>> START Dataset records
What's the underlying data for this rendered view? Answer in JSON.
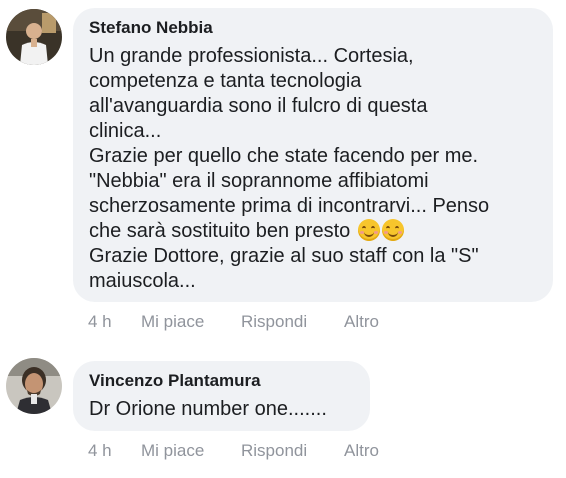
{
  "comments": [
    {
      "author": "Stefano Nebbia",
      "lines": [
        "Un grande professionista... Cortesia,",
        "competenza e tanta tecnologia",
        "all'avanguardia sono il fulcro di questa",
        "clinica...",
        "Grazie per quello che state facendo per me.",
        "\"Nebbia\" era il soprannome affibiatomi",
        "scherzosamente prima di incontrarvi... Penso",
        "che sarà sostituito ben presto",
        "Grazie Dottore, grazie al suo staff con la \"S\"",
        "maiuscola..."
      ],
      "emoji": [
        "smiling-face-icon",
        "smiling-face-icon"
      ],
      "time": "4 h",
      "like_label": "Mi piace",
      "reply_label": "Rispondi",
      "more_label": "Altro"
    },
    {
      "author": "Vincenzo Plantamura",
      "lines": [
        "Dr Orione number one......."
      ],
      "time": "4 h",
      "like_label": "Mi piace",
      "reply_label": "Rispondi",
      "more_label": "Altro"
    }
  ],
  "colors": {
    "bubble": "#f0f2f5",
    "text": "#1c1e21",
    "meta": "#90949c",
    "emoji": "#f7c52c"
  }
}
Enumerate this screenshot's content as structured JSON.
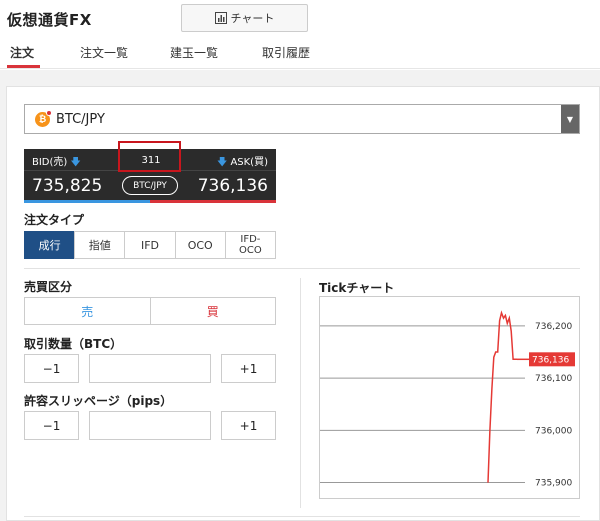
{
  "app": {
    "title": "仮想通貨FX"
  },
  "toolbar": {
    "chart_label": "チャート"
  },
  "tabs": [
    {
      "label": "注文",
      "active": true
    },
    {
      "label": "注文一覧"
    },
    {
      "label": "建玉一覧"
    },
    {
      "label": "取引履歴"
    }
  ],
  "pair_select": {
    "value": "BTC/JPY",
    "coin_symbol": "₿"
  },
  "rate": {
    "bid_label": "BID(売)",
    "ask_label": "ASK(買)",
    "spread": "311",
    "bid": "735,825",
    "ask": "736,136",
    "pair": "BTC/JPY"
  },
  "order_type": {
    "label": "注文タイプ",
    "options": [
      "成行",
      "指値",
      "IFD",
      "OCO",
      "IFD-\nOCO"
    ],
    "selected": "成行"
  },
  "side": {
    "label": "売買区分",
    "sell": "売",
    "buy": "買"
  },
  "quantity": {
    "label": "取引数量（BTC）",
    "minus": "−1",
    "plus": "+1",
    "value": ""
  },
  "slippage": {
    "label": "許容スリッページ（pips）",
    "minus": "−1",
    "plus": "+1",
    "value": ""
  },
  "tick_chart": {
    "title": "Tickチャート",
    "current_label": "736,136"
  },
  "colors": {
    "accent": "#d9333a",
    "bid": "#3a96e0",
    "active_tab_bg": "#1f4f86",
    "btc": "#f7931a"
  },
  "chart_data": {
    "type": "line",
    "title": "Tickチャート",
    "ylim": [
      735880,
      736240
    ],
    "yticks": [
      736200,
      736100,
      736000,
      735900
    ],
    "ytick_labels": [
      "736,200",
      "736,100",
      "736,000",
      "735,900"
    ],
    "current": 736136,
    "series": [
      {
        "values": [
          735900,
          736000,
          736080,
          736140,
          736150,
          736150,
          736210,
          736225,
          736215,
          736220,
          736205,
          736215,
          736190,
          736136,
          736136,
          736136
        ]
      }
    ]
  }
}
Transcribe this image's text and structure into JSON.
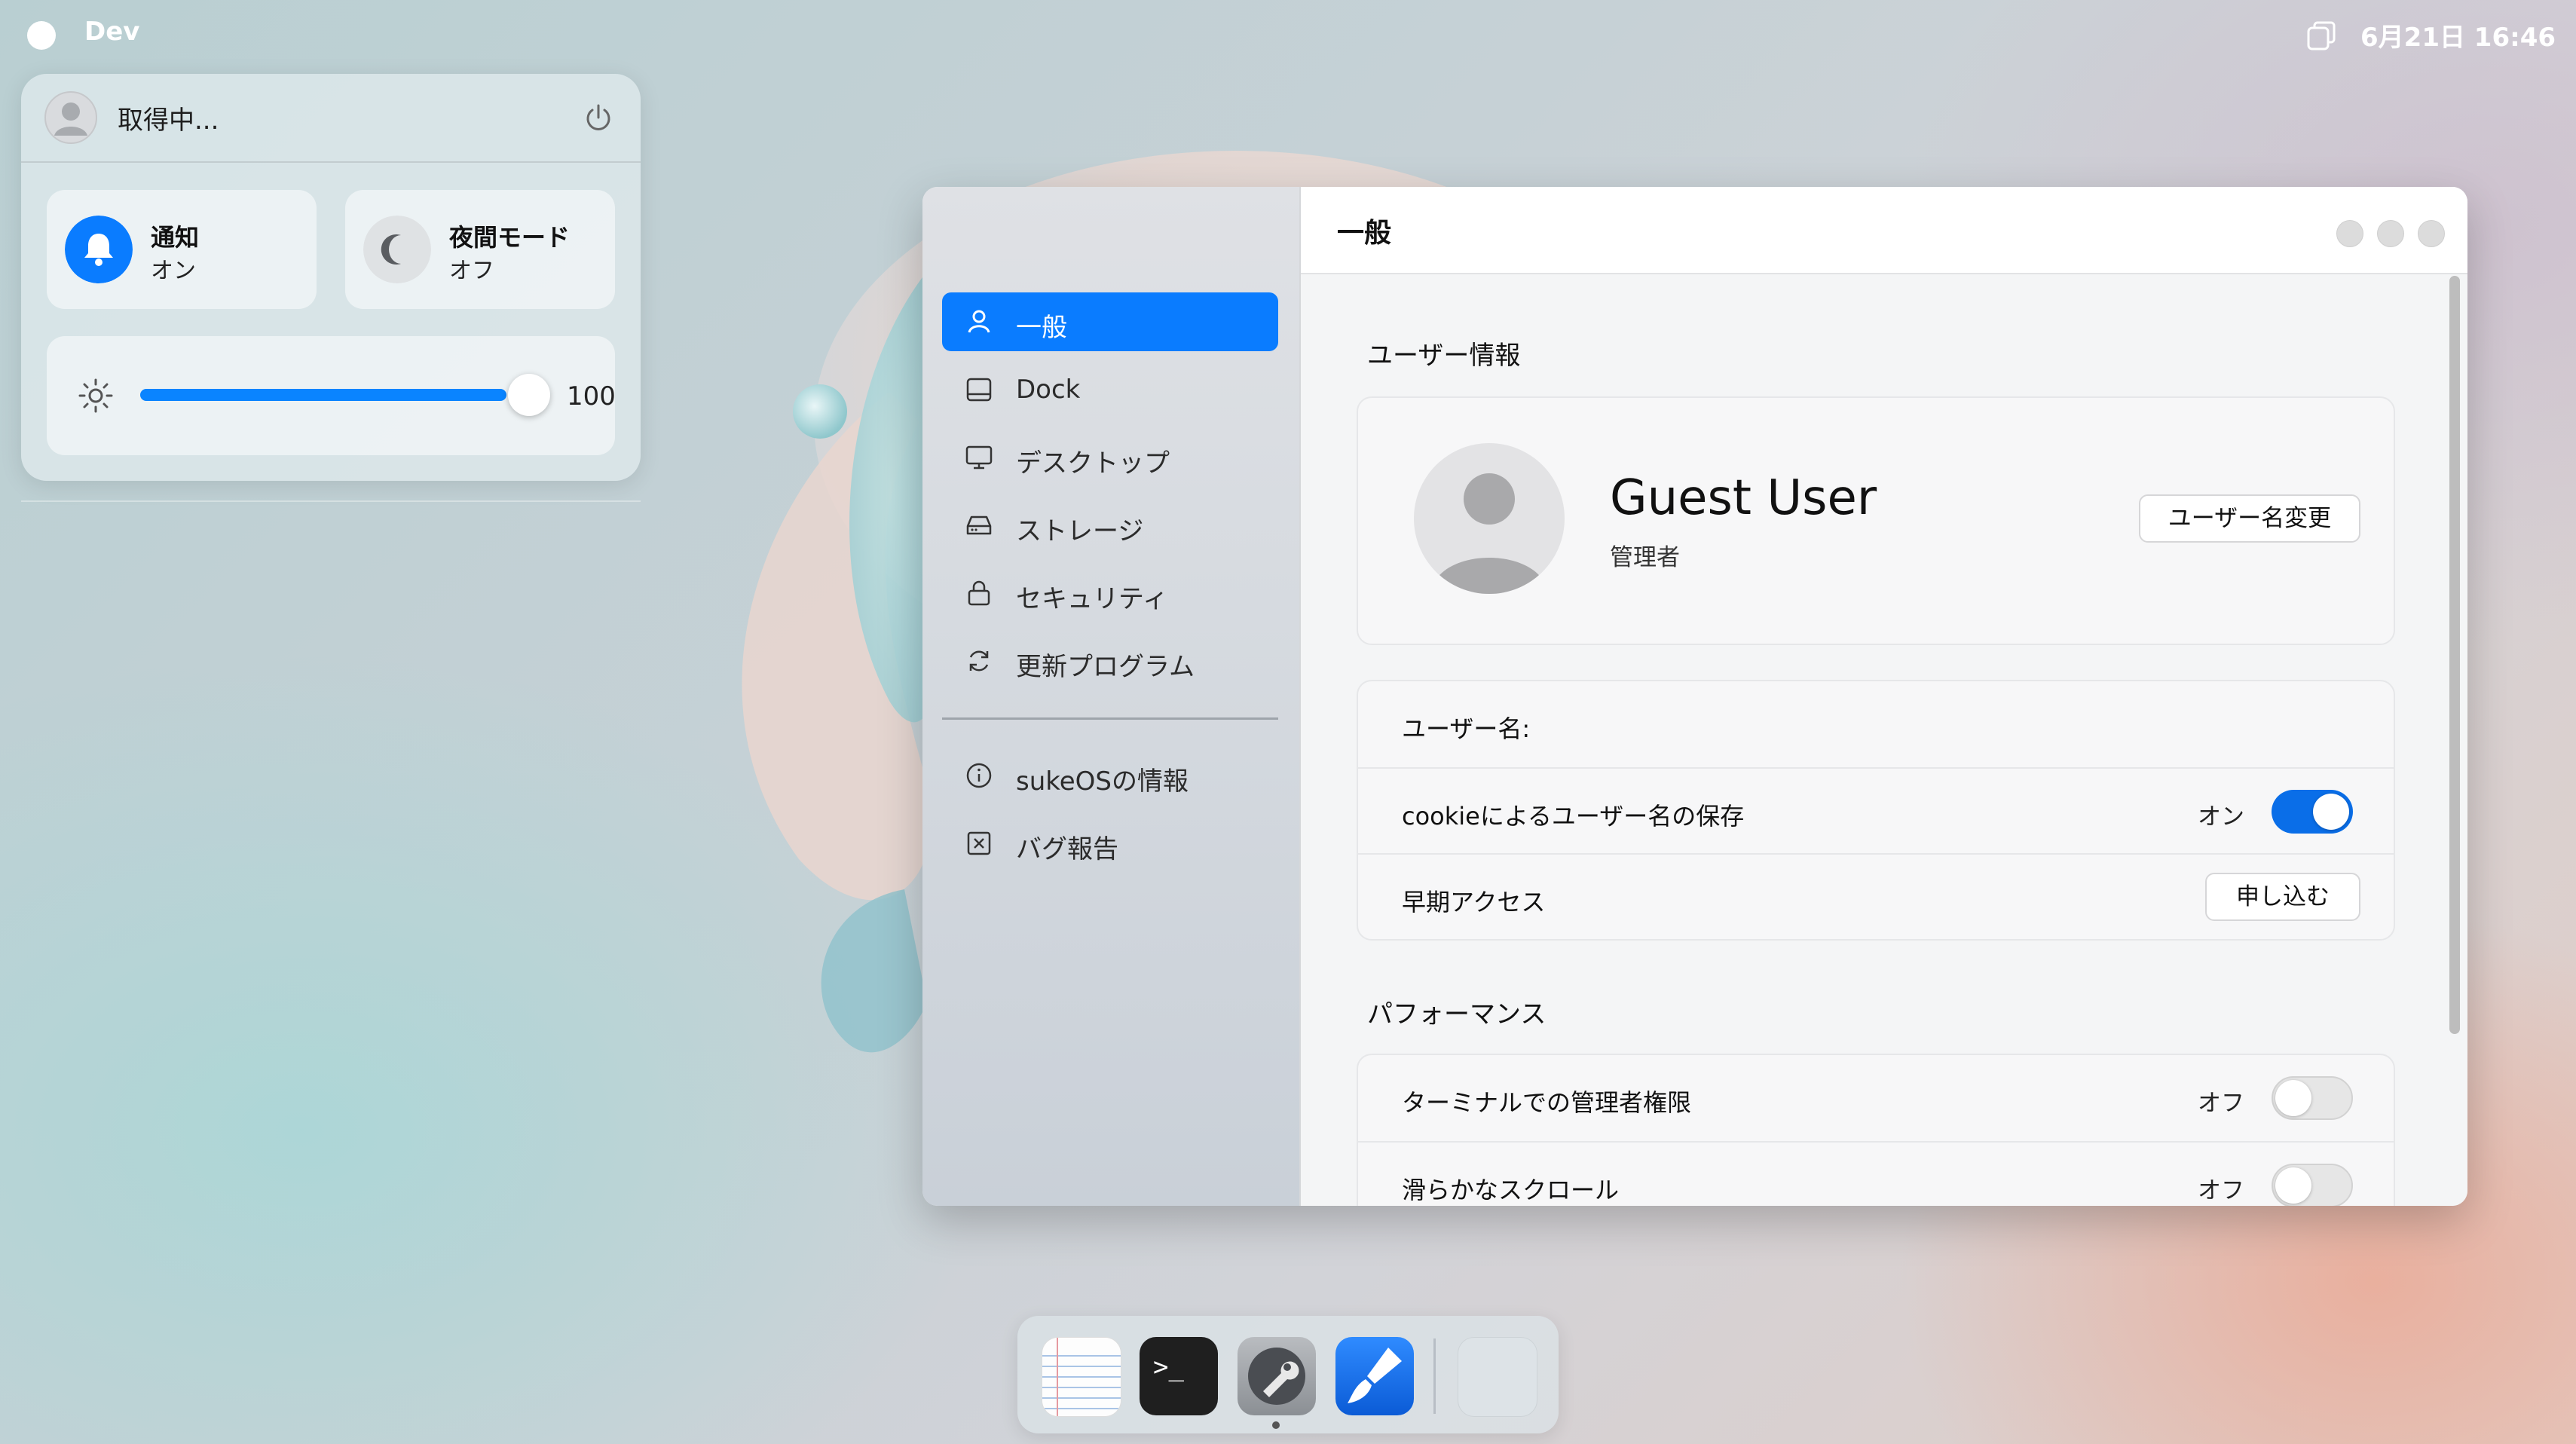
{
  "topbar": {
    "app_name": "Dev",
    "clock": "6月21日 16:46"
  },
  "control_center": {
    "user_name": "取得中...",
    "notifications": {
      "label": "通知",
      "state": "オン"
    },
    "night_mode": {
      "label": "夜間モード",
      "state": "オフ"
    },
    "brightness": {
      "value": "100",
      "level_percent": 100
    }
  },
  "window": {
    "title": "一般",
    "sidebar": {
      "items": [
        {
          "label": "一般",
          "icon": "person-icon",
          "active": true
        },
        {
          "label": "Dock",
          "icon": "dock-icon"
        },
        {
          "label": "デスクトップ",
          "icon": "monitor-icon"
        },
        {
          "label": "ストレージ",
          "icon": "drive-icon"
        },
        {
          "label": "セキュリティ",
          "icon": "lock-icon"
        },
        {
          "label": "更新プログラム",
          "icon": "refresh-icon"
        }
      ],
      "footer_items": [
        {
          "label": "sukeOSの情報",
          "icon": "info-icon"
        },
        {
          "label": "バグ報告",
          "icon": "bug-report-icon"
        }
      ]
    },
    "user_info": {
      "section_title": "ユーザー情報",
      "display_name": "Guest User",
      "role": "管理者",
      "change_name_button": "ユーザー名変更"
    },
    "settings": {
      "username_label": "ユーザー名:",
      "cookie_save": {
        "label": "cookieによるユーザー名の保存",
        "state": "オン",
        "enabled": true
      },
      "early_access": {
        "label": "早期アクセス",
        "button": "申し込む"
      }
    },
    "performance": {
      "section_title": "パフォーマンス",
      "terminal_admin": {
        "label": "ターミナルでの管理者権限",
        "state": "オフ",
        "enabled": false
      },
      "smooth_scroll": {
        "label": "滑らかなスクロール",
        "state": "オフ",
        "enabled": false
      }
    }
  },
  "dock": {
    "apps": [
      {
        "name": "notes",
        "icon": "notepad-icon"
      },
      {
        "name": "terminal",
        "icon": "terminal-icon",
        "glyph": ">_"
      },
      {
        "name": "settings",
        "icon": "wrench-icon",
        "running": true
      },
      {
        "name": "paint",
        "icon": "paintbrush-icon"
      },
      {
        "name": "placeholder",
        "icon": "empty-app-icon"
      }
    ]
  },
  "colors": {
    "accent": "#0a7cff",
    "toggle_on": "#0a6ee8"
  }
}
>> END Dataset records
Exercise prompt: Gather each line that holds "author".

Expected output:
      "author": "Stefano Nebbia",
      "author": "Vincenzo Plantamura",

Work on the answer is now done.